DATASET RECORDS

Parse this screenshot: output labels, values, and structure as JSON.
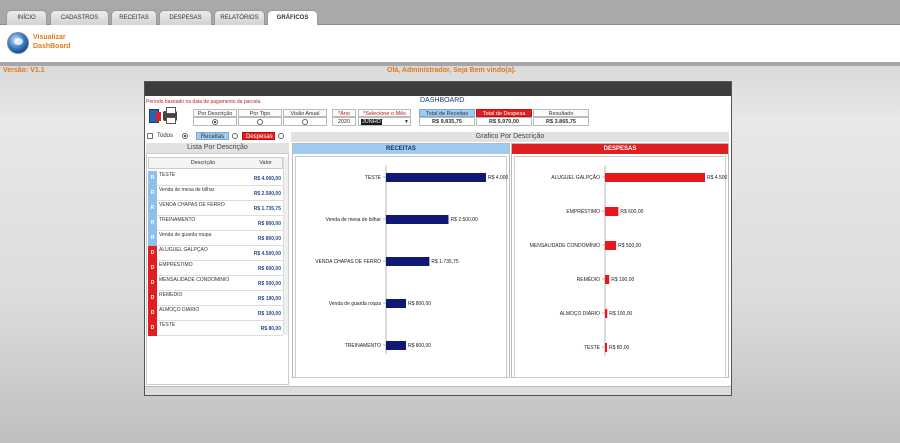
{
  "tabs": [
    {
      "label": "INÍCIO",
      "active": false
    },
    {
      "label": "CADASTROS",
      "active": false
    },
    {
      "label": "RECEITAS",
      "active": false
    },
    {
      "label": "DESPESAS",
      "active": false
    },
    {
      "label": "RELATÓRIOS",
      "active": false
    },
    {
      "label": "GRÁFICOS",
      "active": true
    }
  ],
  "header": {
    "logo_line1": "Visualizar",
    "logo_line2": "DashBoard"
  },
  "status": {
    "version": "Versão: V1.1",
    "welcome": "Olá, Administrador, Seja Bem vindo(a)."
  },
  "dashboard": {
    "periodo_note": "Período baseado na data de pagamento da parcela",
    "title": "DASHBOARD",
    "view_options": {
      "por_descricao": "Por Descrição",
      "por_tipo": "Por Tipo",
      "visao_anual": "Visão Anual",
      "selected": "Por Descrição"
    },
    "ano_label": "*Ano",
    "ano_value": "2020",
    "mes_label": "*Selecione o Mês",
    "mes_value": "JUNHO",
    "total_receitas_label": "Total de Receitas",
    "total_receitas_value": "R$ 9.835,75",
    "total_despesas_label": "Total de Despesa",
    "total_despesas_value": "R$ 5.970,00",
    "resultado_label": "Resultado",
    "resultado_value": "R$ 3.865,75"
  },
  "filters": {
    "todos": "Todos",
    "receitas": "Receitas",
    "despesas": "Despesas",
    "selected": "Todos"
  },
  "grafico_title": "Grafico Por Descrição",
  "lista": {
    "title": "Lista Por Descrição",
    "col_descricao": "Descrição",
    "col_valor": "Valor",
    "rows": [
      {
        "tipo": "R",
        "desc": "TESTE",
        "valor": "R$ 4.000,00"
      },
      {
        "tipo": "R",
        "desc": "Venda de mesa de bilhar",
        "valor": "R$ 2.500,00"
      },
      {
        "tipo": "R",
        "desc": "VENDA CHAPAS DE FERRO",
        "valor": "R$ 1.735,75"
      },
      {
        "tipo": "R",
        "desc": "TREINAMENTO",
        "valor": "R$ 800,00"
      },
      {
        "tipo": "R",
        "desc": "Venda de guarda roupa",
        "valor": "R$ 800,00"
      },
      {
        "tipo": "D",
        "desc": "ALUGUEL GALPÇÃO",
        "valor": "R$ 4.500,00"
      },
      {
        "tipo": "D",
        "desc": "EMPRÉSTIMO",
        "valor": "R$ 600,00"
      },
      {
        "tipo": "D",
        "desc": "MENSALIDADE CONDOMÍNIO",
        "valor": "R$ 500,00"
      },
      {
        "tipo": "D",
        "desc": "REMÉDIO",
        "valor": "R$ 190,00"
      },
      {
        "tipo": "D",
        "desc": "ALMOÇO DIÁRIO",
        "valor": "R$ 100,00"
      },
      {
        "tipo": "D",
        "desc": "TESTE",
        "valor": "R$ 80,00"
      }
    ]
  },
  "colors": {
    "receita": "#0f1875",
    "despesa": "#e8171c",
    "receita_header": "#9fcaf2",
    "despesa_header": "#e02020",
    "accent": "#e07a1e"
  },
  "chart_data": [
    {
      "type": "bar",
      "orientation": "horizontal",
      "title": "RECEITAS",
      "categories": [
        "TESTE",
        "Venda de mesa de bilhar",
        "VENDA CHAPAS DE FERRO",
        "Venda de guarda roupa",
        "TREINAMENTO"
      ],
      "values": [
        4000,
        2500,
        1735.75,
        800,
        800
      ],
      "labels": [
        "R$ 4.000,00",
        "R$ 2.500,00",
        "R$ 1.735,75",
        "R$ 800,00",
        "R$ 800,00"
      ],
      "color": "#0f1875"
    },
    {
      "type": "bar",
      "orientation": "horizontal",
      "title": "DESPESAS",
      "categories": [
        "ALUGUEL GALPÇÃO",
        "EMPRÉSTIMO",
        "MENSALIDADE CONDOMÍNIO",
        "REMÉDIO",
        "ALMOÇO DIÁRIO",
        "TESTE"
      ],
      "values": [
        4500,
        600,
        500,
        190,
        100,
        80
      ],
      "labels": [
        "R$ 4.500,00",
        "R$ 600,00",
        "R$ 500,00",
        "R$ 190,00",
        "R$ 100,00",
        "R$ 80,00"
      ],
      "color": "#e8171c"
    }
  ]
}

STATED EXERCISE
Repeat the records in full, exactly as they appear, without the pictures.

COMPLETE RESPONSE
Parse this screenshot: output labels, values, and structure as JSON.
{
  "tabs": [
    {
      "label": "INÍCIO",
      "active": false
    },
    {
      "label": "CADASTROS",
      "active": false
    },
    {
      "label": "RECEITAS",
      "active": false
    },
    {
      "label": "DESPESAS",
      "active": false
    },
    {
      "label": "RELATÓRIOS",
      "active": false
    },
    {
      "label": "GRÁFICOS",
      "active": true
    }
  ],
  "header": {
    "logo_line1": "Visualizar",
    "logo_line2": "DashBoard"
  },
  "status": {
    "version": "Versão: V1.1",
    "welcome": "Olá, Administrador, Seja Bem vindo(a)."
  },
  "dashboard": {
    "periodo_note": "Período baseado na data de pagamento da parcela",
    "title": "DASHBOARD",
    "view_options": {
      "por_descricao": "Por Descrição",
      "por_tipo": "Por Tipo",
      "visao_anual": "Visão Anual",
      "selected": "Por Descrição"
    },
    "ano_label": "*Ano",
    "ano_value": "2020",
    "mes_label": "*Selecione o Mês",
    "mes_value": "JUNHO",
    "total_receitas_label": "Total de Receitas",
    "total_receitas_value": "R$ 9.835,75",
    "total_despesas_label": "Total de Despesa",
    "total_despesas_value": "R$ 5.970,00",
    "resultado_label": "Resultado",
    "resultado_value": "R$ 3.865,75"
  },
  "filters": {
    "todos": "Todos",
    "receitas": "Receitas",
    "despesas": "Despesas",
    "selected": "Todos"
  },
  "grafico_title": "Grafico Por Descrição",
  "lista": {
    "title": "Lista Por Descrição",
    "col_descricao": "Descrição",
    "col_valor": "Valor",
    "rows": [
      {
        "tipo": "R",
        "desc": "TESTE",
        "valor": "R$ 4.000,00"
      },
      {
        "tipo": "R",
        "desc": "Venda de mesa de bilhar",
        "valor": "R$ 2.500,00"
      },
      {
        "tipo": "R",
        "desc": "VENDA CHAPAS DE FERRO",
        "valor": "R$ 1.735,75"
      },
      {
        "tipo": "R",
        "desc": "TREINAMENTO",
        "valor": "R$ 800,00"
      },
      {
        "tipo": "R",
        "desc": "Venda de guarda roupa",
        "valor": "R$ 800,00"
      },
      {
        "tipo": "D",
        "desc": "ALUGUEL GALPÇÃO",
        "valor": "R$ 4.500,00"
      },
      {
        "tipo": "D",
        "desc": "EMPRÉSTIMO",
        "valor": "R$ 600,00"
      },
      {
        "tipo": "D",
        "desc": "MENSALIDADE CONDOMÍNIO",
        "valor": "R$ 500,00"
      },
      {
        "tipo": "D",
        "desc": "REMÉDIO",
        "valor": "R$ 190,00"
      },
      {
        "tipo": "D",
        "desc": "ALMOÇO DIÁRIO",
        "valor": "R$ 100,00"
      },
      {
        "tipo": "D",
        "desc": "TESTE",
        "valor": "R$ 80,00"
      }
    ]
  },
  "colors": {
    "receita": "#0f1875",
    "despesa": "#e8171c",
    "receita_header": "#9fcaf2",
    "despesa_header": "#e02020",
    "accent": "#e07a1e"
  },
  "chart_data": [
    {
      "type": "bar",
      "orientation": "horizontal",
      "title": "RECEITAS",
      "categories": [
        "TESTE",
        "Venda de mesa de bilhar",
        "VENDA CHAPAS DE FERRO",
        "Venda de guarda roupa",
        "TREINAMENTO"
      ],
      "values": [
        4000,
        2500,
        1735.75,
        800,
        800
      ],
      "labels": [
        "R$ 4.000,00",
        "R$ 2.500,00",
        "R$ 1.735,75",
        "R$ 800,00",
        "R$ 800,00"
      ],
      "color": "#0f1875"
    },
    {
      "type": "bar",
      "orientation": "horizontal",
      "title": "DESPESAS",
      "categories": [
        "ALUGUEL GALPÇÃO",
        "EMPRÉSTIMO",
        "MENSALIDADE CONDOMÍNIO",
        "REMÉDIO",
        "ALMOÇO DIÁRIO",
        "TESTE"
      ],
      "values": [
        4500,
        600,
        500,
        190,
        100,
        80
      ],
      "labels": [
        "R$ 4.500,00",
        "R$ 600,00",
        "R$ 500,00",
        "R$ 190,00",
        "R$ 100,00",
        "R$ 80,00"
      ],
      "color": "#e8171c"
    }
  ]
}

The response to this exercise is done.